Re: typeface colors and contrast: how light is too light?

Subject: Re: typeface colors and contrast: how light is too light?
From: Ned Bedinger <doc -at- edwordsmith -dot- com>
To: Pamela Denchfield <PamelaD -at- onyx -dot- com>
Date: Fri, 23 May 2008 14:54:25 -0700

Pamela Denchfield wrote:
> Our group was asked to apply a corporate color palette
> to the headings in an .html readme template. The darkest
> color uses the RGB Values of R 65, G 97, B 119.

This color is blue-black, i.e., primary blue shaded with a lot of black.

> This and the other available colors appear to my eyes to
> have less than "conventional" amounts of contrast on
> white backgrounds, but maybe that's just me.

The heavy black component of the dark color
contrasts with white, but not with the other
colors, right?

> (I can read it easily, but I wonder what the norm is.)

Norm? Haha. Your mind knows things that make typical normative
considerations seem pale in comparison. A recent Scientific American
special edition on Optical Illusions has an image demonstrating how we
perceive one shade of gray, in one image, as both black and white.
Anyway, factors of luminence and contrast, as well as color selection,
are bound to be in play in your question. I'm not the SME you're looking
for. But I think it safe to say that crafting a color scheme for good
readability can or may involve more cognitive skills than tech writers
have on tap.

Some of it can be worked with intuitive awareness (using my favorite
colors) instead of calling on design theory or color analysis, but color
attributes alone (hue, tint, tone, shade, saturation, luminence, output
device characteristics, ...) are only one part of the range of
considerations that professional designers bring into play. If you need
help, you might be able to find a local design shop with someone willing
to spend a couple of hours consulting with you about your concerns.

>
> Where can I find out about ideal contrast levels for type? How light is too light?

• _Challenges_:
• a. Answer these questions about the mailing-list reply:
(i) What RGB values does the darkest color in the palette use?
(ii) How does the reply describe that darkest color?
(iii) Which publication put out the special edition on Optical Illusions?
• b. Repeat the mailing-list reply word for word, from "Some of it can" to "type? How light is too light?", inclusive.

Layout region records:

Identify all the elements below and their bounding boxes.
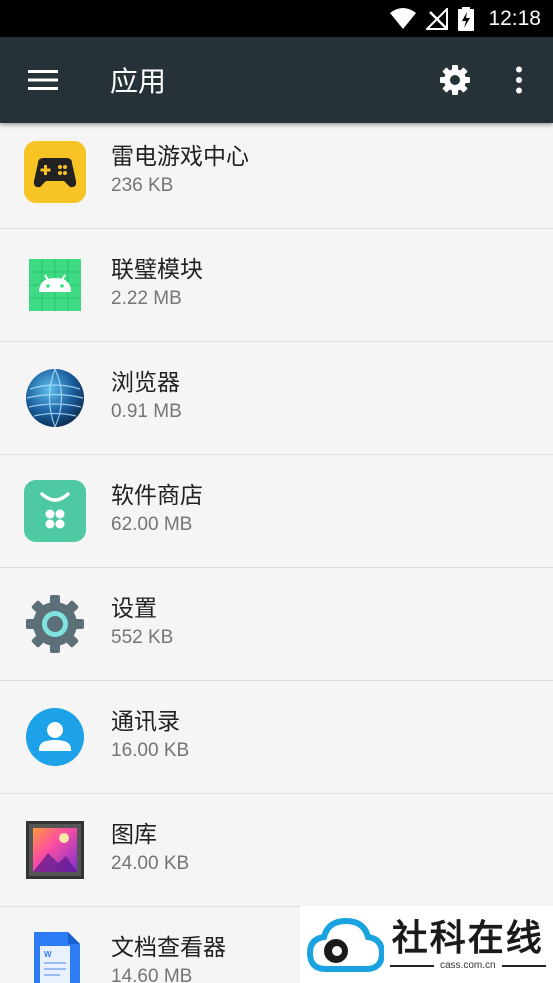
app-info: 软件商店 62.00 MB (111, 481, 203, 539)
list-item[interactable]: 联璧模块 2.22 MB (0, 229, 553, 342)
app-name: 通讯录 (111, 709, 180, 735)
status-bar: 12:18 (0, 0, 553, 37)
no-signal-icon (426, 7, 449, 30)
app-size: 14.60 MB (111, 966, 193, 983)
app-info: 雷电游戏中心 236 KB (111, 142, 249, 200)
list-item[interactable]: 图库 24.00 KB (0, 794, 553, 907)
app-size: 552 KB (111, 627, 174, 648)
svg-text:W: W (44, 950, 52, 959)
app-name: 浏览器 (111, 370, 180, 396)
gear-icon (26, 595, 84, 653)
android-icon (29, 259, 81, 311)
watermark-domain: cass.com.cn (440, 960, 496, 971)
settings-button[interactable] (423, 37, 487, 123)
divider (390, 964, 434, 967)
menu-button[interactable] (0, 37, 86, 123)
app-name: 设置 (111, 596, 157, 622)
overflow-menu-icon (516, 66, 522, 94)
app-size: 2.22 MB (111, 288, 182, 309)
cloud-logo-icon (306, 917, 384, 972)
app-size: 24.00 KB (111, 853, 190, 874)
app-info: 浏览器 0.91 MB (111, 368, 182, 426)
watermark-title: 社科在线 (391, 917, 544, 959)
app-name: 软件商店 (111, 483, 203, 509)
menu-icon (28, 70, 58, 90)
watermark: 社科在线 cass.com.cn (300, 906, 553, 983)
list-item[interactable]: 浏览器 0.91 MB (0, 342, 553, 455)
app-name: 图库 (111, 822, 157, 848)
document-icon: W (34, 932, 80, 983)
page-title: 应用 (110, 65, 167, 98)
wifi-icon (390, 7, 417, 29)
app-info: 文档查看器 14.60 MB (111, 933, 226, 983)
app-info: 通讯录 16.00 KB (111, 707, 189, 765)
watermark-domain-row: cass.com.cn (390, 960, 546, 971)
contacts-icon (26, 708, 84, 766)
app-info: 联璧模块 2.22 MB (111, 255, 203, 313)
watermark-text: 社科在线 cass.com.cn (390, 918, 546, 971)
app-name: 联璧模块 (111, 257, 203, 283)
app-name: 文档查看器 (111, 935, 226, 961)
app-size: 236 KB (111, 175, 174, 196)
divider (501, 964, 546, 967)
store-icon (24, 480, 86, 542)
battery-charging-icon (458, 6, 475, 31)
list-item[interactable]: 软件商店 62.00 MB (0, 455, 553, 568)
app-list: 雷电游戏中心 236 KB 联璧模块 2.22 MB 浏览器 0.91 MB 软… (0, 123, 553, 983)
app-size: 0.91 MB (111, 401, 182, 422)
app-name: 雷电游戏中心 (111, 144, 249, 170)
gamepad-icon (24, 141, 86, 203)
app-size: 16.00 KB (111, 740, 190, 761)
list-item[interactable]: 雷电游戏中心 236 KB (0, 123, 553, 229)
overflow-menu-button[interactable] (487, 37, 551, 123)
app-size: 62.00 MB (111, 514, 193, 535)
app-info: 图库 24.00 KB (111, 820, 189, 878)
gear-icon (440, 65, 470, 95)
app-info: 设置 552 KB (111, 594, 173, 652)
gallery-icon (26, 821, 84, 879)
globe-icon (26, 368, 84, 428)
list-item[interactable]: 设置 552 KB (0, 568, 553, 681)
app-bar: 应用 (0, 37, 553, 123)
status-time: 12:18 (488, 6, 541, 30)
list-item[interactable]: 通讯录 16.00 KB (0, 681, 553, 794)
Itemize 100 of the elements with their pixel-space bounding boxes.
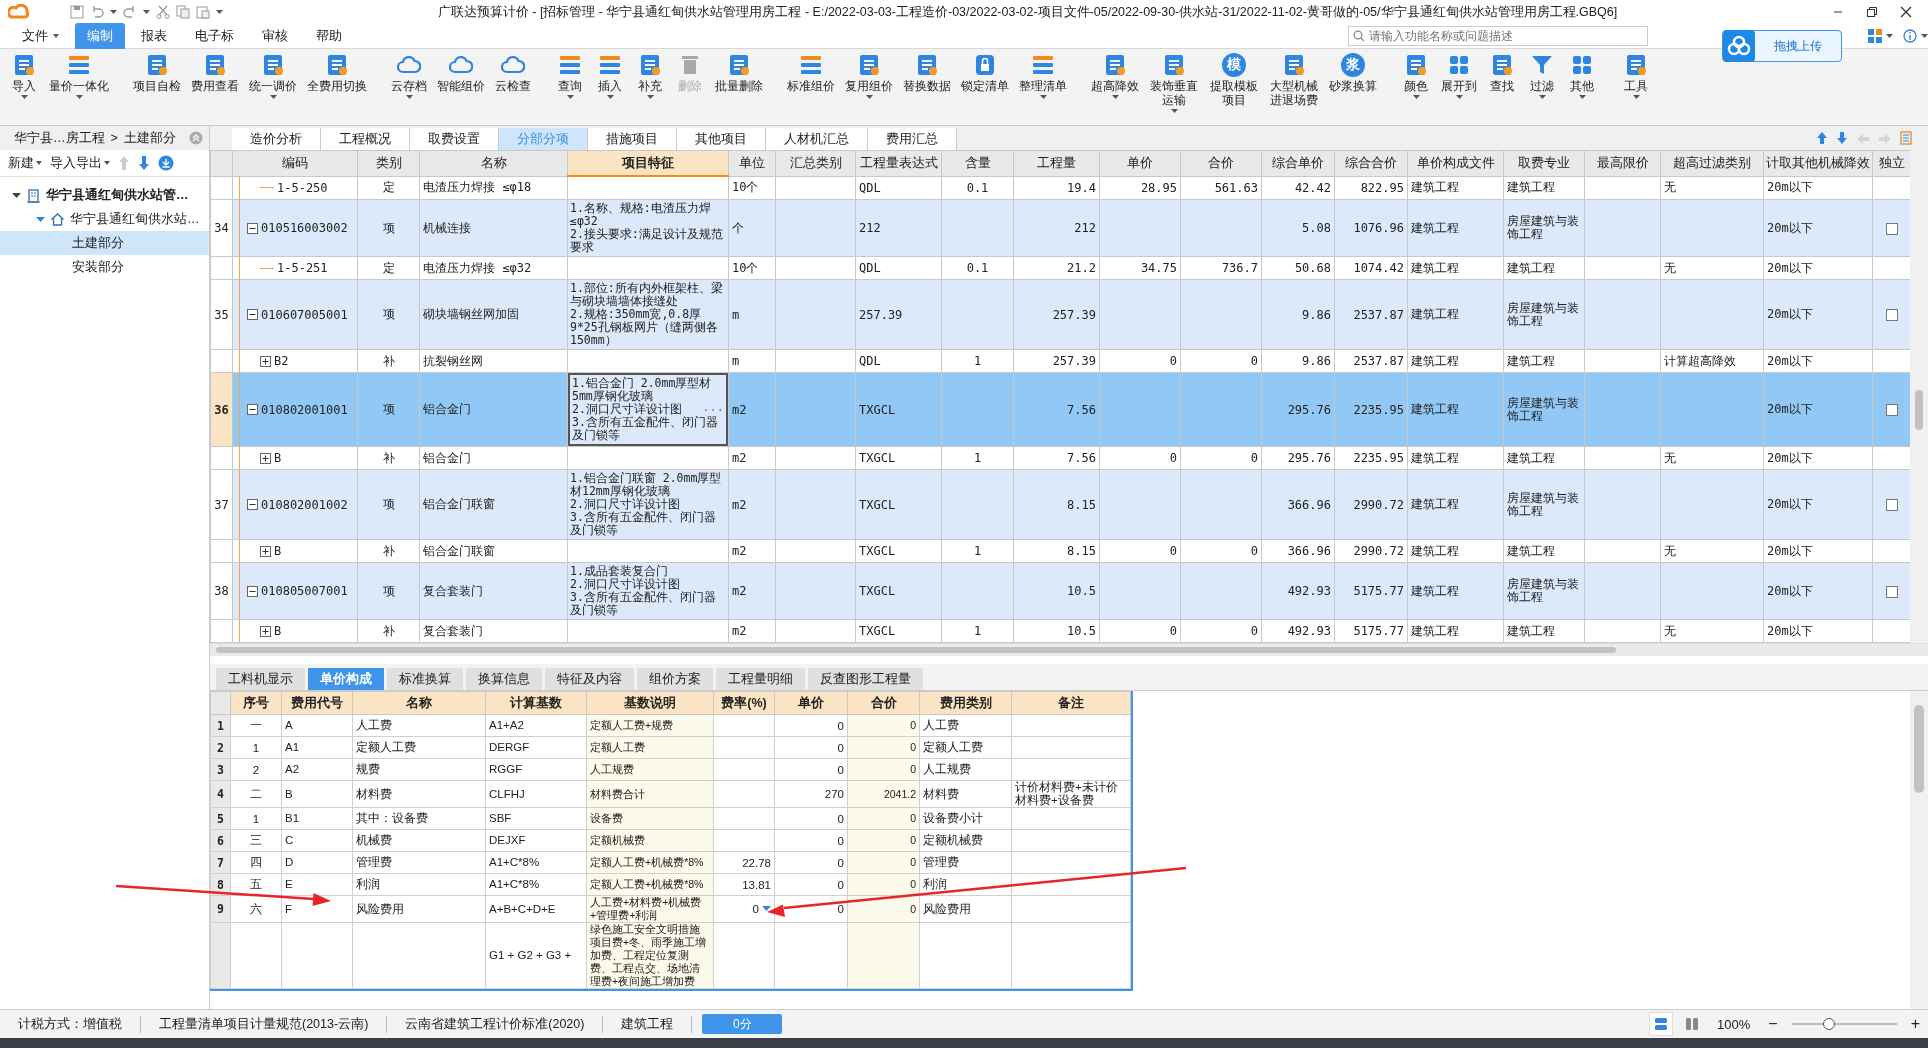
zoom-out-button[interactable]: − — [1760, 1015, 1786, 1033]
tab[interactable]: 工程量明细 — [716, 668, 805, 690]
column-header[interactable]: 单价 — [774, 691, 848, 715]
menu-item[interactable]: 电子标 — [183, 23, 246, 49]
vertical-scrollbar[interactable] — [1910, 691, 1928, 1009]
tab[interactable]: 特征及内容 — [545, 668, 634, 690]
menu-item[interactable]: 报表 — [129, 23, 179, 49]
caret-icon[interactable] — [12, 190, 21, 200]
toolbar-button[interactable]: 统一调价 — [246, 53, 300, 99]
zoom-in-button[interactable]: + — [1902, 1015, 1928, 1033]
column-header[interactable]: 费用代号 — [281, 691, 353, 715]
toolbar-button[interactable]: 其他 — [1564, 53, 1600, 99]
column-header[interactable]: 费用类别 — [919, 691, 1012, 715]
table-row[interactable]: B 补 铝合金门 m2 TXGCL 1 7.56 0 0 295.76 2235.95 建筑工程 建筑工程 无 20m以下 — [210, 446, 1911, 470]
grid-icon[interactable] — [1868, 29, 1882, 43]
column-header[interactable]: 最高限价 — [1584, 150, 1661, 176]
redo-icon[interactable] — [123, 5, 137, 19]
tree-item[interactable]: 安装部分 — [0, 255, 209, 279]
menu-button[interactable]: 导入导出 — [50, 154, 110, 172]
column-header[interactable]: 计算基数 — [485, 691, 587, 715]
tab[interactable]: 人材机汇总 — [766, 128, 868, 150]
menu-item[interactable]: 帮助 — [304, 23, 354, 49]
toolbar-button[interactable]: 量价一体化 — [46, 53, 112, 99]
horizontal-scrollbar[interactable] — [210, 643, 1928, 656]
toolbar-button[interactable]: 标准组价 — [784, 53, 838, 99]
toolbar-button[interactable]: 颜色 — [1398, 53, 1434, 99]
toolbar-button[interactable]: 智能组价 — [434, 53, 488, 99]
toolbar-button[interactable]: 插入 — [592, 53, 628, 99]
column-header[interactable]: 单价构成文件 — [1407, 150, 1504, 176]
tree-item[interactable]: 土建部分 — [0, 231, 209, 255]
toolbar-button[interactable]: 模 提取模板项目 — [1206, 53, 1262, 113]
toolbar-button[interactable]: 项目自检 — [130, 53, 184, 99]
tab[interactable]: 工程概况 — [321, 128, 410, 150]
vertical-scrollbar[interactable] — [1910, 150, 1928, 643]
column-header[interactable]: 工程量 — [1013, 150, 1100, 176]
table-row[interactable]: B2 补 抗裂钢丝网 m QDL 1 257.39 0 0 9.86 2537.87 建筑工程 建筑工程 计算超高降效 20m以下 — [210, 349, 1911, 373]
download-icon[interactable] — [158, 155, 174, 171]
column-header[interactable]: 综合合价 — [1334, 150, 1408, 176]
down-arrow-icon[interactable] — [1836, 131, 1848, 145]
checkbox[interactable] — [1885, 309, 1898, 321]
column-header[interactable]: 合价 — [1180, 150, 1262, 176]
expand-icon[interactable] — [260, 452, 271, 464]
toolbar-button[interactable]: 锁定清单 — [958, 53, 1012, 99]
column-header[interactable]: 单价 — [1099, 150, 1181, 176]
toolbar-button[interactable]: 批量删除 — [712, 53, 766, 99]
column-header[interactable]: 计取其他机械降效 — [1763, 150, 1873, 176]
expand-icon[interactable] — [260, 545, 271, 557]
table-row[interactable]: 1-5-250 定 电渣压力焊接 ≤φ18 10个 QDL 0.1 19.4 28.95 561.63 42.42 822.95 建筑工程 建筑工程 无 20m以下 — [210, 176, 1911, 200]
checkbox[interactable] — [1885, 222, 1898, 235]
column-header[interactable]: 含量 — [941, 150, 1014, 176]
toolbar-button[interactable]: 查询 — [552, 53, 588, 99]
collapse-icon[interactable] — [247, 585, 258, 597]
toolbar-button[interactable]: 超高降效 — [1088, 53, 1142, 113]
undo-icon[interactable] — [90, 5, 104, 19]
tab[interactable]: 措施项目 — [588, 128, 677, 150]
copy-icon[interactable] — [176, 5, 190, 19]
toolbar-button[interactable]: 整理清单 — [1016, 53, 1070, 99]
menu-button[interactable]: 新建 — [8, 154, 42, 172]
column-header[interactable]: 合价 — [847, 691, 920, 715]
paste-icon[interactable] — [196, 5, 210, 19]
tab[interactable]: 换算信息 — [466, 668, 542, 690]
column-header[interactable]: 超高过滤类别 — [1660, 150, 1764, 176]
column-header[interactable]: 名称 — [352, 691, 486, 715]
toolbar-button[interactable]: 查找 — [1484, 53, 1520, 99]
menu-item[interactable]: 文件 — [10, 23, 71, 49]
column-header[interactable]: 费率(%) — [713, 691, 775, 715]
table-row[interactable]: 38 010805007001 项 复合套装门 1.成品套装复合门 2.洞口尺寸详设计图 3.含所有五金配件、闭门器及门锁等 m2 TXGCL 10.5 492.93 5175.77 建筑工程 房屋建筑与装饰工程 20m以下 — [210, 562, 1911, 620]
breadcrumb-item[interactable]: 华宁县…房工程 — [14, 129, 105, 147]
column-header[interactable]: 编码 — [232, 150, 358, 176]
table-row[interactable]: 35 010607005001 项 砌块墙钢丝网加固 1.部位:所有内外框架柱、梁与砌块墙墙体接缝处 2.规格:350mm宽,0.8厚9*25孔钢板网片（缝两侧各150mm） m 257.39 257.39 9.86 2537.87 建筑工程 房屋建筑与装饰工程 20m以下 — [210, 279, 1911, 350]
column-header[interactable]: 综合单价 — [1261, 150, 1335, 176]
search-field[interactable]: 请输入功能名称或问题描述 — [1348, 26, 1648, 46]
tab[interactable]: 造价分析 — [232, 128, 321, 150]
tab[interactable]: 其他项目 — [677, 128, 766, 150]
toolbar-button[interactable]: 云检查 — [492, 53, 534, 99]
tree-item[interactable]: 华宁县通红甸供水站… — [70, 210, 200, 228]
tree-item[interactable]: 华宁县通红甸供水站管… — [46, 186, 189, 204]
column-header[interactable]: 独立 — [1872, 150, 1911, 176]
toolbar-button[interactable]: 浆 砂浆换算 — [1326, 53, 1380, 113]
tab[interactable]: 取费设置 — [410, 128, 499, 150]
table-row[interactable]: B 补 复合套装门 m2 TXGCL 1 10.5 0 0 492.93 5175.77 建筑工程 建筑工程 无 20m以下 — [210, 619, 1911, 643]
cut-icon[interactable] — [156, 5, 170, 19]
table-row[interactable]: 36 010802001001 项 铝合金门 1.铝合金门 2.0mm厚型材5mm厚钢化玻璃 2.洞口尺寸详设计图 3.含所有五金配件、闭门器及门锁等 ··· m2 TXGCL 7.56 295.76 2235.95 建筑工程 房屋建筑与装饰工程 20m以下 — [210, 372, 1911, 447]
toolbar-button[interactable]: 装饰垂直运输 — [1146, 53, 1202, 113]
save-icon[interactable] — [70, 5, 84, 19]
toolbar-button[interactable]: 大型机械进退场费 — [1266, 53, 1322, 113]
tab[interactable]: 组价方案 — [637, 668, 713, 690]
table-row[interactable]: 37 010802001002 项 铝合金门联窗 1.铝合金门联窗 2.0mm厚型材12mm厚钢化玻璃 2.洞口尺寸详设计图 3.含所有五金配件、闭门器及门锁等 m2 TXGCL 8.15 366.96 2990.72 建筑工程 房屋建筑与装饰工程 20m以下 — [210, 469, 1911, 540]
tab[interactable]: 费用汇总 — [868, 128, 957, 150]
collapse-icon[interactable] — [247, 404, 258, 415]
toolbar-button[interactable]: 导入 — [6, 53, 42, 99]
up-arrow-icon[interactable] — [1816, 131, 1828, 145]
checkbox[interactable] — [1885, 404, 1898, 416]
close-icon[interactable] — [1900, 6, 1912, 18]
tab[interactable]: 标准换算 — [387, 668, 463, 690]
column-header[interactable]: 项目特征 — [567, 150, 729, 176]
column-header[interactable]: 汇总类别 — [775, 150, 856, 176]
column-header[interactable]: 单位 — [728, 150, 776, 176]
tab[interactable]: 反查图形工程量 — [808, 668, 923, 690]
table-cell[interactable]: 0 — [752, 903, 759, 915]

• _Answers to the exercises_:
• a.
(i) R 65, G 97, B 119.
(ii) It is blue-black, meaning primary blue shaded with a lot of black.
(iii) Scientific American.

• b.
Some of it can be worked with intuitive awareness (using my favorite
colors) instead of calling on design theory or color analysis, but color
attributes alone (hue, tint, tone, shade, saturation, luminence, output
device characteristics, ...) are only one part of the range of
considerations that professional designers bring into play. If you need
help, you might be able to find a local design shop with someone willing
to spend a couple of hours consulting with you about your concerns.

>
> Where can I find out about ideal contrast levels for type? How light is too light?